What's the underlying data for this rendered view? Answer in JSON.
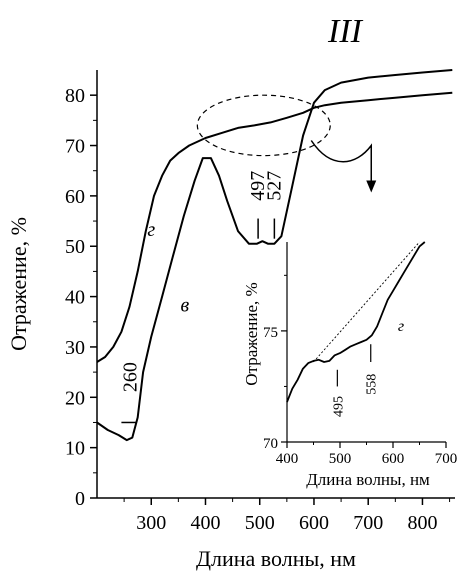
{
  "chart_data": [
    {
      "type": "line",
      "panel_label": "III",
      "xlabel": "Длина волны, нм",
      "ylabel": "Отражение, %",
      "xlim": [
        200,
        860
      ],
      "ylim": [
        0,
        85
      ],
      "x_ticks": [
        300,
        400,
        500,
        600,
        700,
        800
      ],
      "x_tick_labels": [
        "300",
        "400",
        "500",
        "600",
        "700",
        "800"
      ],
      "y_ticks": [
        0,
        10,
        20,
        30,
        40,
        50,
        60,
        70,
        80
      ],
      "y_tick_labels": [
        "0",
        "10",
        "20",
        "30",
        "40",
        "50",
        "60",
        "70",
        "80"
      ],
      "grid": false,
      "series": [
        {
          "name": "г",
          "x": [
            200,
            215,
            230,
            245,
            260,
            275,
            290,
            305,
            320,
            335,
            350,
            370,
            400,
            430,
            460,
            490,
            520,
            550,
            580,
            600,
            620,
            650,
            700,
            750,
            800,
            855
          ],
          "y": [
            27,
            28,
            30,
            33,
            38,
            45,
            53,
            60,
            64,
            67,
            68.5,
            70,
            71.5,
            72.5,
            73.5,
            74,
            74.6,
            75.5,
            76.5,
            77.5,
            78,
            78.5,
            79,
            79.5,
            80,
            80.5
          ]
        },
        {
          "name": "в",
          "x": [
            200,
            220,
            240,
            255,
            265,
            275,
            285,
            300,
            320,
            340,
            360,
            380,
            395,
            410,
            425,
            440,
            460,
            480,
            495,
            505,
            515,
            527,
            540,
            560,
            580,
            600,
            620,
            650,
            700,
            750,
            800,
            855
          ],
          "y": [
            15,
            13.5,
            12.5,
            11.5,
            12,
            16,
            25,
            32,
            40,
            48,
            56,
            63,
            67.5,
            67.5,
            64,
            59,
            53,
            50.5,
            50.5,
            51,
            50.5,
            50.5,
            52,
            62,
            72,
            78.5,
            81,
            82.5,
            83.5,
            84,
            84.5,
            85
          ]
        }
      ],
      "annotations": [
        {
          "text": "260",
          "x": 260,
          "y": 18
        },
        {
          "text": "497",
          "x": 497,
          "y": 57
        },
        {
          "text": "527",
          "x": 527,
          "y": 57
        },
        {
          "text": "г",
          "x": 300,
          "y": 52
        },
        {
          "text": "в",
          "x": 362,
          "y": 37
        }
      ],
      "highlight_ellipse": {
        "x_range": [
          385,
          630
        ],
        "y_range": [
          68,
          80
        ]
      }
    },
    {
      "type": "line",
      "inset": true,
      "xlabel": "Длина волны, нм",
      "ylabel": "Отражение, %",
      "xlim": [
        400,
        700
      ],
      "ylim": [
        70,
        79
      ],
      "x_ticks": [
        400,
        500,
        600,
        700
      ],
      "x_tick_labels": [
        "400",
        "500",
        "600",
        "700"
      ],
      "y_ticks": [
        70,
        75
      ],
      "y_tick_labels": [
        "70",
        "75"
      ],
      "grid": false,
      "series": [
        {
          "name": "г",
          "x": [
            400,
            410,
            420,
            430,
            440,
            450,
            460,
            470,
            480,
            490,
            500,
            510,
            520,
            530,
            540,
            550,
            560,
            570,
            580,
            590,
            600,
            610,
            620,
            630,
            640,
            650,
            660
          ],
          "y": [
            71.8,
            72.4,
            72.8,
            73.3,
            73.55,
            73.65,
            73.7,
            73.6,
            73.65,
            73.9,
            74.0,
            74.15,
            74.3,
            74.4,
            74.5,
            74.6,
            74.8,
            75.2,
            75.8,
            76.4,
            76.8,
            77.2,
            77.6,
            78.0,
            78.4,
            78.8,
            79.0
          ]
        }
      ],
      "tangent_line": {
        "x": [
          450,
          650
        ],
        "y": [
          73.6,
          79.0
        ]
      },
      "annotations": [
        {
          "text": "495",
          "x": 495
        },
        {
          "text": "558",
          "x": 558
        },
        {
          "text": "г",
          "x": 615,
          "y": 75
        }
      ]
    }
  ]
}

════

Given task:
Repeat the material above word for word, please, apart from its images.

Exercise answer:
What's the underlying data for this rendered view? Answer in JSON.
{
  "chart_data": [
    {
      "type": "line",
      "panel_label": "III",
      "xlabel": "Длина волны, нм",
      "ylabel": "Отражение, %",
      "xlim": [
        200,
        860
      ],
      "ylim": [
        0,
        85
      ],
      "x_ticks": [
        300,
        400,
        500,
        600,
        700,
        800
      ],
      "x_tick_labels": [
        "300",
        "400",
        "500",
        "600",
        "700",
        "800"
      ],
      "y_ticks": [
        0,
        10,
        20,
        30,
        40,
        50,
        60,
        70,
        80
      ],
      "y_tick_labels": [
        "0",
        "10",
        "20",
        "30",
        "40",
        "50",
        "60",
        "70",
        "80"
      ],
      "grid": false,
      "series": [
        {
          "name": "г",
          "x": [
            200,
            215,
            230,
            245,
            260,
            275,
            290,
            305,
            320,
            335,
            350,
            370,
            400,
            430,
            460,
            490,
            520,
            550,
            580,
            600,
            620,
            650,
            700,
            750,
            800,
            855
          ],
          "y": [
            27,
            28,
            30,
            33,
            38,
            45,
            53,
            60,
            64,
            67,
            68.5,
            70,
            71.5,
            72.5,
            73.5,
            74,
            74.6,
            75.5,
            76.5,
            77.5,
            78,
            78.5,
            79,
            79.5,
            80,
            80.5
          ]
        },
        {
          "name": "в",
          "x": [
            200,
            220,
            240,
            255,
            265,
            275,
            285,
            300,
            320,
            340,
            360,
            380,
            395,
            410,
            425,
            440,
            460,
            480,
            495,
            505,
            515,
            527,
            540,
            560,
            580,
            600,
            620,
            650,
            700,
            750,
            800,
            855
          ],
          "y": [
            15,
            13.5,
            12.5,
            11.5,
            12,
            16,
            25,
            32,
            40,
            48,
            56,
            63,
            67.5,
            67.5,
            64,
            59,
            53,
            50.5,
            50.5,
            51,
            50.5,
            50.5,
            52,
            62,
            72,
            78.5,
            81,
            82.5,
            83.5,
            84,
            84.5,
            85
          ]
        }
      ],
      "annotations": [
        {
          "text": "260",
          "x": 260,
          "y": 18
        },
        {
          "text": "497",
          "x": 497,
          "y": 57
        },
        {
          "text": "527",
          "x": 527,
          "y": 57
        },
        {
          "text": "г",
          "x": 300,
          "y": 52
        },
        {
          "text": "в",
          "x": 362,
          "y": 37
        }
      ],
      "highlight_ellipse": {
        "x_range": [
          385,
          630
        ],
        "y_range": [
          68,
          80
        ]
      }
    },
    {
      "type": "line",
      "inset": true,
      "xlabel": "Длина волны, нм",
      "ylabel": "Отражение, %",
      "xlim": [
        400,
        700
      ],
      "ylim": [
        70,
        79
      ],
      "x_ticks": [
        400,
        500,
        600,
        700
      ],
      "x_tick_labels": [
        "400",
        "500",
        "600",
        "700"
      ],
      "y_ticks": [
        70,
        75
      ],
      "y_tick_labels": [
        "70",
        "75"
      ],
      "grid": false,
      "series": [
        {
          "name": "г",
          "x": [
            400,
            410,
            420,
            430,
            440,
            450,
            460,
            470,
            480,
            490,
            500,
            510,
            520,
            530,
            540,
            550,
            560,
            570,
            580,
            590,
            600,
            610,
            620,
            630,
            640,
            650,
            660
          ],
          "y": [
            71.8,
            72.4,
            72.8,
            73.3,
            73.55,
            73.65,
            73.7,
            73.6,
            73.65,
            73.9,
            74.0,
            74.15,
            74.3,
            74.4,
            74.5,
            74.6,
            74.8,
            75.2,
            75.8,
            76.4,
            76.8,
            77.2,
            77.6,
            78.0,
            78.4,
            78.8,
            79.0
          ]
        }
      ],
      "tangent_line": {
        "x": [
          450,
          650
        ],
        "y": [
          73.6,
          79.0
        ]
      },
      "annotations": [
        {
          "text": "495",
          "x": 495
        },
        {
          "text": "558",
          "x": 558
        },
        {
          "text": "г",
          "x": 615,
          "y": 75
        }
      ]
    }
  ]
}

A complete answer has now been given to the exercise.